TASK OBJECTIVE
Output all lines exactly.

DATASET RECORDS
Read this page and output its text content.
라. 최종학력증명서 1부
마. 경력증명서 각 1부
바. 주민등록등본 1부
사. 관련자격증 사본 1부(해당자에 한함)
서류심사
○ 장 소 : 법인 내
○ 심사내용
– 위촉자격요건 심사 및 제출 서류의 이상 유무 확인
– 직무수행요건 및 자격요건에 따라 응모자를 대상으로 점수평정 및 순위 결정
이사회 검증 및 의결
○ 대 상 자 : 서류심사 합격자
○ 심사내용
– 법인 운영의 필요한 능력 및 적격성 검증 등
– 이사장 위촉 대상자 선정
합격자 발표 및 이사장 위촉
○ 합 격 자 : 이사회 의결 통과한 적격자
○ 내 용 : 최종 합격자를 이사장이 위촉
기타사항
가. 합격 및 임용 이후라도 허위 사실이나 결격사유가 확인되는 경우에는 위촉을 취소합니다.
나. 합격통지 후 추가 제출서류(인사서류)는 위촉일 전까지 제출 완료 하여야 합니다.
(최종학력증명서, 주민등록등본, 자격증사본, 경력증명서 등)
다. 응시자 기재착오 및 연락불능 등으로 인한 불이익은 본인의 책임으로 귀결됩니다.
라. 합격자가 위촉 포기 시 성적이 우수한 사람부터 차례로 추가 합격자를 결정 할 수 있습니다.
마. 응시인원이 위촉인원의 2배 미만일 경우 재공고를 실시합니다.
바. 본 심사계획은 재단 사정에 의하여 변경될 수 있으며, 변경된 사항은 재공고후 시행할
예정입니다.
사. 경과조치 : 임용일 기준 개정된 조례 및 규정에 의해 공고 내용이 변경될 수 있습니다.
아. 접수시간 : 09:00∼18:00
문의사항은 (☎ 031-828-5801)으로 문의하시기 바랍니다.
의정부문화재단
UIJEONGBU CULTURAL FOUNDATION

WORKED SOLUTION
Read this page and output its text content.
라. 최종학력증명서 1부
마. 경력증명서 각 1부
바. 주민등록등본 1부
사. 관련자격증 사본 1부(해당자에 한함)
서류심사
○ 장 소 : 법인 내
○ 심사내용
– 위촉자격요건 심사 및 제출 서류의 이상 유무 확인
– 직무수행요건 및 자격요건에 따라 응모자를 대상으로 점수평정 및 순위 결정
이사회 검증 및 의결
○ 대 상 자 : 서류심사 합격자
○ 심사내용
– 법인 운영의 필요한 능력 및 적격성 검증 등
– 이사장 위촉 대상자 선정
합격자 발표 및 이사장 위촉
○ 합 격 자 : 이사회 의결 통과한 적격자
○ 내 용 : 최종 합격자를 이사장이 위촉
기타사항
가. 합격 및 임용 이후라도 허위 사실이나 결격사유가 확인되는 경우에는 위촉을 취소합니다.
나. 합격통지 후 추가 제출서류(인사서류)는 위촉일 전까지 제출 완료 하여야 합니다.
(최종학력증명서, 주민등록등본, 자격증사본, 경력증명서 등)
다. 응시자 기재착오 및 연락불능 등으로 인한 불이익은 본인의 책임으로 귀결됩니다.
라. 합격자가 위촉 포기 시 성적이 우수한 사람부터 차례로 추가 합격자를 결정 할 수 있습니다.
마. 응시인원이 위촉인원의 2배 미만일 경우 재공고를 실시합니다.
바. 본 심사계획은 재단 사정에 의하여 변경될 수 있으며, 변경된 사항은 재공고후 시행할
예정입니다.
사. 경과조치 : 임용일 기준 개정된 조례 및 규정에 의해 공고 내용이 변경될 수 있습니다.
아. 접수시간 : 09:00∼18:00
문의사항은 (☎ 031-828-5801)으로 문의하시기 바랍니다.
의정부문화재단
UIJEONGBU CULTURAL FOUNDATION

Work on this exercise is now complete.